======== ROWS

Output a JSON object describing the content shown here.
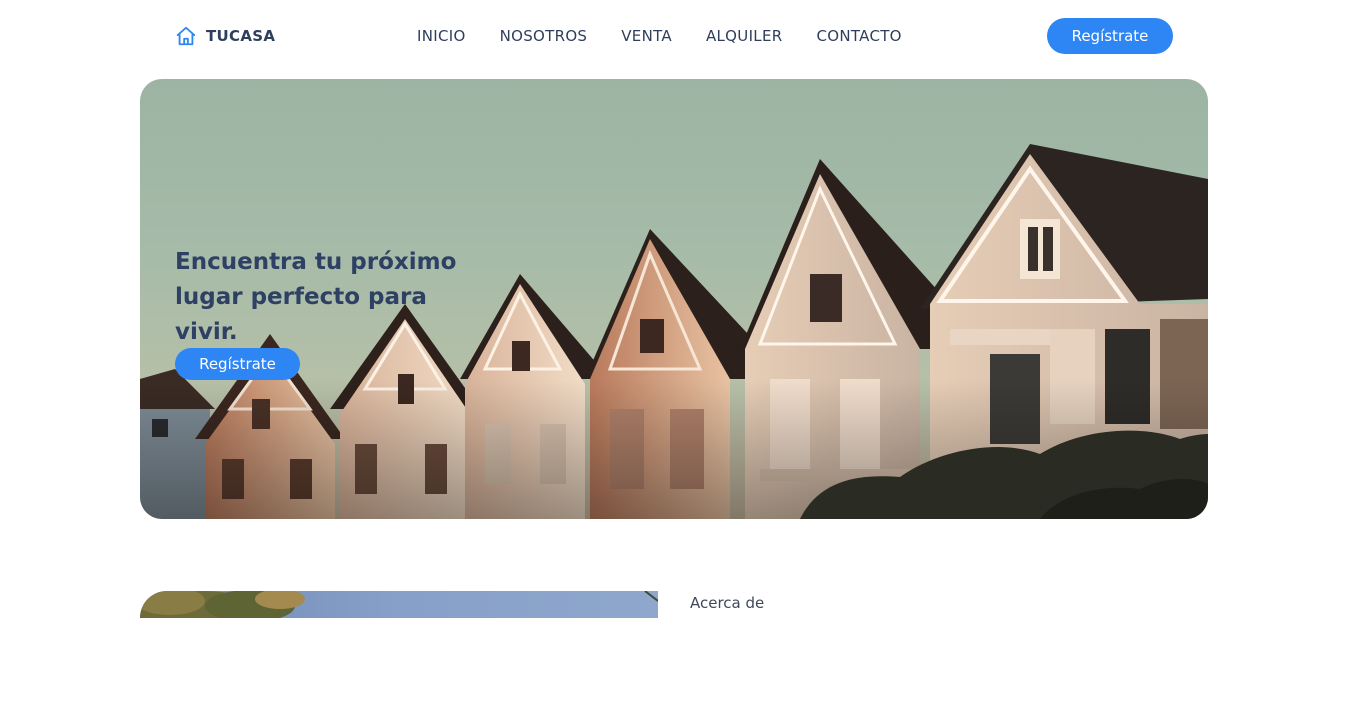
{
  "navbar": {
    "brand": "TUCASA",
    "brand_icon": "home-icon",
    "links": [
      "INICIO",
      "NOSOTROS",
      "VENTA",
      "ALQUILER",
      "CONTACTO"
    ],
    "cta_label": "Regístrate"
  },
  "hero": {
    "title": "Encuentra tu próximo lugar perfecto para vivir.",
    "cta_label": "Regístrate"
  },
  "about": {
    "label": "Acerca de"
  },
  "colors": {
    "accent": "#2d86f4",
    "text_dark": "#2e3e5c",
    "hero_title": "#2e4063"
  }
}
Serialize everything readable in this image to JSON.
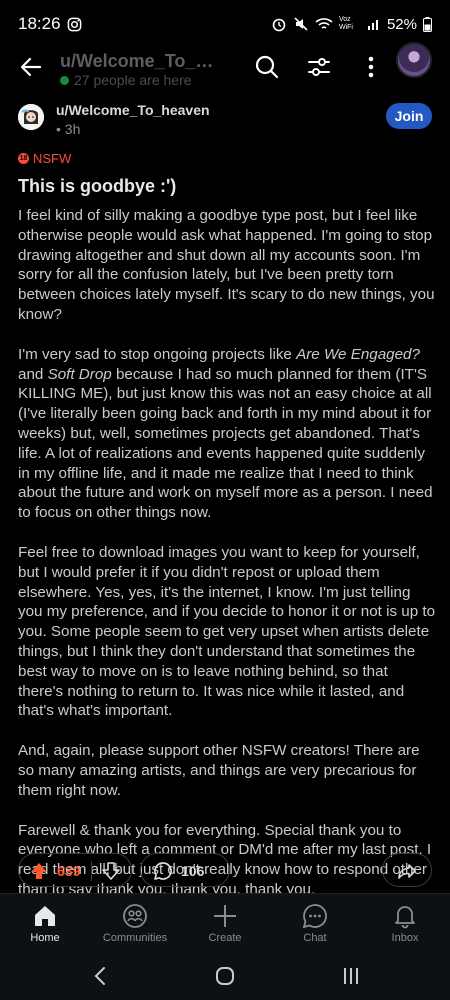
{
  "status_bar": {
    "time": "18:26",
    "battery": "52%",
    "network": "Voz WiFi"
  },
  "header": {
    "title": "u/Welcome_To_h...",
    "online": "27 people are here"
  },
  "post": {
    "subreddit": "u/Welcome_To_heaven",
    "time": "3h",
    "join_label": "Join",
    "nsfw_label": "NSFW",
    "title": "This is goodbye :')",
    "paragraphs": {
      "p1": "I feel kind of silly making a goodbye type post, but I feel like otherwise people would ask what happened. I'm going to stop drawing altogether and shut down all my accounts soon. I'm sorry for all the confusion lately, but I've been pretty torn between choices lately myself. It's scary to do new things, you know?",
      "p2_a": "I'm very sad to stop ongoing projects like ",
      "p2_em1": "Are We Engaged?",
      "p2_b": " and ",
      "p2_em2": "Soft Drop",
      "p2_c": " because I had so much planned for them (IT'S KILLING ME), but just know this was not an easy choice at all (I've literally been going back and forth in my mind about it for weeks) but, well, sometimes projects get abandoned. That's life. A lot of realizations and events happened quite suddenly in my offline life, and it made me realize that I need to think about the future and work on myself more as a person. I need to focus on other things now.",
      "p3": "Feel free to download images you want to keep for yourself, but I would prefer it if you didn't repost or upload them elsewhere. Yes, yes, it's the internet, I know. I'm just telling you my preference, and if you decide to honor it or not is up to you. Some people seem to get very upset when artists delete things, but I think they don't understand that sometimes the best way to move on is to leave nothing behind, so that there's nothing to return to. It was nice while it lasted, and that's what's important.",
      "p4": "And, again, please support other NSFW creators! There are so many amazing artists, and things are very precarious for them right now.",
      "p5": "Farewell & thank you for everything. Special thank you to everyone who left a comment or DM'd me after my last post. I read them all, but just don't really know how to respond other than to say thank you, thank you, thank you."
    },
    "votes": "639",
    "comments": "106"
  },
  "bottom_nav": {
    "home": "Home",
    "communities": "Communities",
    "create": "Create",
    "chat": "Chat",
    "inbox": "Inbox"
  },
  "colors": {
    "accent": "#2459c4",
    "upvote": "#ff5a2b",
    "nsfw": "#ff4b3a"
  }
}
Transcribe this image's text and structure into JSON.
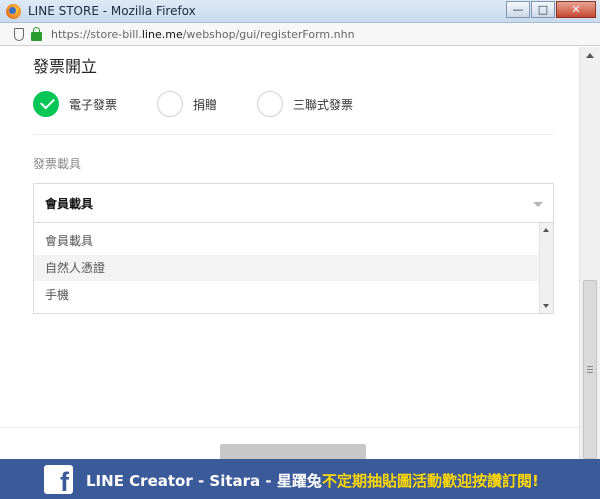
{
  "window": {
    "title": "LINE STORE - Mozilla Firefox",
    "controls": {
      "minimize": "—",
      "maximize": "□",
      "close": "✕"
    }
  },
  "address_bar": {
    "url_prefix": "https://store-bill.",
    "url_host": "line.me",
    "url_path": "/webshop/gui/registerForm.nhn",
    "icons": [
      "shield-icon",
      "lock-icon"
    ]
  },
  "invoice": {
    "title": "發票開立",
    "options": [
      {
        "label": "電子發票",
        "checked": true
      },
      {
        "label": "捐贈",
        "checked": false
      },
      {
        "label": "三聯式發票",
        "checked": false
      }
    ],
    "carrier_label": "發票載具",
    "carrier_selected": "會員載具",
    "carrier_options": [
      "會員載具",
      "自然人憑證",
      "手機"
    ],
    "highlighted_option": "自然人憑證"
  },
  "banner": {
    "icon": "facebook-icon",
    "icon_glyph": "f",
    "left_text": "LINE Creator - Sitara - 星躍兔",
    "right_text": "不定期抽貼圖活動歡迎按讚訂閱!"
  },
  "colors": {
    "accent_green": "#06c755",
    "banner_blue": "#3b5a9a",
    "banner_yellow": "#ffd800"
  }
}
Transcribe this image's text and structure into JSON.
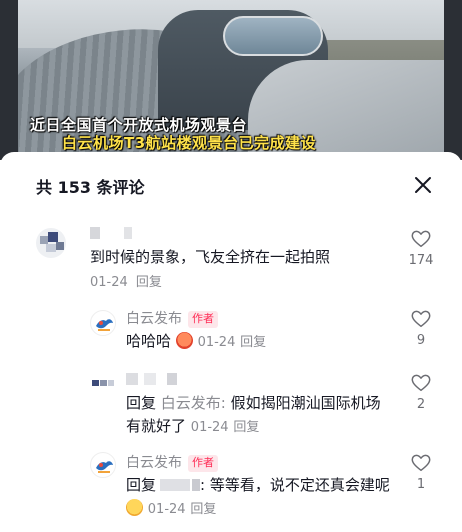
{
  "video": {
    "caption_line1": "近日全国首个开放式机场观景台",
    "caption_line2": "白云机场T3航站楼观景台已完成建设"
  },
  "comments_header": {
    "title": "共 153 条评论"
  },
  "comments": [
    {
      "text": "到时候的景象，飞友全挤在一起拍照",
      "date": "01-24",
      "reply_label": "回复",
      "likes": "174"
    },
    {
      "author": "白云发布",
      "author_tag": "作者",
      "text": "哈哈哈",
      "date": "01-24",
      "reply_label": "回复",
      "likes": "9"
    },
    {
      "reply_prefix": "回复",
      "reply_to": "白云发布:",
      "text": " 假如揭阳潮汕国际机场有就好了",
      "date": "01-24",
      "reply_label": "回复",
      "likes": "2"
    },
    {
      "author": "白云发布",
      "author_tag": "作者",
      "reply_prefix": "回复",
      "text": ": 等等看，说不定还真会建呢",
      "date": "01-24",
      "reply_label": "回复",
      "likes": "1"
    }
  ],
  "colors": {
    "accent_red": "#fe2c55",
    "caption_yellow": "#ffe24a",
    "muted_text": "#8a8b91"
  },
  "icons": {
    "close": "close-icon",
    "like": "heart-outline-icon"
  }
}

================

Leave the pictures out and copy the rest of the data exactly.

Output a JSON object describing the content shown here.
{
  "navbar": {
    "brand": "TUCASA",
    "brand_icon": "home-icon",
    "links": [
      "INICIO",
      "NOSOTROS",
      "VENTA",
      "ALQUILER",
      "CONTACTO"
    ],
    "cta_label": "Regístrate"
  },
  "hero": {
    "title": "Encuentra tu próximo lugar perfecto para vivir.",
    "cta_label": "Regístrate"
  },
  "about": {
    "label": "Acerca de"
  },
  "colors": {
    "accent": "#2d86f4",
    "text_dark": "#2e3e5c",
    "hero_title": "#2e4063"
  }
}
Serialize everything readable in this image to JSON.
{
  "status_bar": {
    "time": "18:26",
    "battery": "52%",
    "network": "Voz WiFi"
  },
  "header": {
    "title": "u/Welcome_To_h...",
    "online": "27 people are here"
  },
  "post": {
    "subreddit": "u/Welcome_To_heaven",
    "time": "3h",
    "join_label": "Join",
    "nsfw_label": "NSFW",
    "title": "This is goodbye :')",
    "paragraphs": {
      "p1": "I feel kind of silly making a goodbye type post, but I feel like otherwise people would ask what happened. I'm going to stop drawing altogether and shut down all my accounts soon. I'm sorry for all the confusion lately, but I've been pretty torn between choices lately myself. It's scary to do new things, you know?",
      "p2_a": "I'm very sad to stop ongoing projects like ",
      "p2_em1": "Are We Engaged?",
      "p2_b": " and ",
      "p2_em2": "Soft Drop",
      "p2_c": " because I had so much planned for them (IT'S KILLING ME), but just know this was not an easy choice at all (I've literally been going back and forth in my mind about it for weeks) but, well, sometimes projects get abandoned. That's life. A lot of realizations and events happened quite suddenly in my offline life, and it made me realize that I need to think about the future and work on myself more as a person. I need to focus on other things now.",
      "p3": "Feel free to download images you want to keep for yourself, but I would prefer it if you didn't repost or upload them elsewhere. Yes, yes, it's the internet, I know. I'm just telling you my preference, and if you decide to honor it or not is up to you. Some people seem to get very upset when artists delete things, but I think they don't understand that sometimes the best way to move on is to leave nothing behind, so that there's nothing to return to. It was nice while it lasted, and that's what's important.",
      "p4": "And, again, please support other NSFW creators! There are so many amazing artists, and things are very precarious for them right now.",
      "p5": "Farewell & thank you for everything. Special thank you to everyone who left a comment or DM'd me after my last post. I read them all, but just don't really know how to respond other than to say thank you, thank you, thank you."
    },
    "votes": "639",
    "comments": "106"
  },
  "bottom_nav": {
    "home": "Home",
    "communities": "Communities",
    "create": "Create",
    "chat": "Chat",
    "inbox": "Inbox"
  },
  "colors": {
    "accent": "#2459c4",
    "upvote": "#ff5a2b",
    "nsfw": "#ff4b3a"
  }
}
Transcribe this image's text and structure into JSON.
{
  "window": {
    "title": "LINE STORE - Mozilla Firefox",
    "controls": {
      "minimize": "—",
      "maximize": "□",
      "close": "✕"
    }
  },
  "address_bar": {
    "url_prefix": "https://store-bill.",
    "url_host": "line.me",
    "url_path": "/webshop/gui/registerForm.nhn",
    "icons": [
      "shield-icon",
      "lock-icon"
    ]
  },
  "invoice": {
    "title": "發票開立",
    "options": [
      {
        "label": "電子發票",
        "checked": true
      },
      {
        "label": "捐贈",
        "checked": false
      },
      {
        "label": "三聯式發票",
        "checked": false
      }
    ],
    "carrier_label": "發票載具",
    "carrier_selected": "會員載具",
    "carrier_options": [
      "會員載具",
      "自然人憑證",
      "手機"
    ],
    "highlighted_option": "自然人憑證"
  },
  "banner": {
    "icon": "facebook-icon",
    "icon_glyph": "f",
    "left_text": "LINE Creator - Sitara - 星躍兔",
    "right_text": "不定期抽貼圖活動歡迎按讚訂閱!"
  },
  "colors": {
    "accent_green": "#06c755",
    "banner_blue": "#3b5a9a",
    "banner_yellow": "#ffd800"
  }
}
Transcribe this image's text and structure into JSON.
{
  "video": {
    "caption_line1": "近日全国首个开放式机场观景台",
    "caption_line2": "白云机场T3航站楼观景台已完成建设"
  },
  "comments_header": {
    "title": "共 153 条评论"
  },
  "comments": [
    {
      "text": "到时候的景象，飞友全挤在一起拍照",
      "date": "01-24",
      "reply_label": "回复",
      "likes": "174"
    },
    {
      "author": "白云发布",
      "author_tag": "作者",
      "text": "哈哈哈",
      "date": "01-24",
      "reply_label": "回复",
      "likes": "9"
    },
    {
      "reply_prefix": "回复",
      "reply_to": "白云发布:",
      "text": " 假如揭阳潮汕国际机场有就好了",
      "date": "01-24",
      "reply_label": "回复",
      "likes": "2"
    },
    {
      "author": "白云发布",
      "author_tag": "作者",
      "reply_prefix": "回复",
      "text": ": 等等看，说不定还真会建呢",
      "date": "01-24",
      "reply_label": "回复",
      "likes": "1"
    }
  ],
  "colors": {
    "accent_red": "#fe2c55",
    "caption_yellow": "#ffe24a",
    "muted_text": "#8a8b91"
  },
  "icons": {
    "close": "close-icon",
    "like": "heart-outline-icon"
  }
}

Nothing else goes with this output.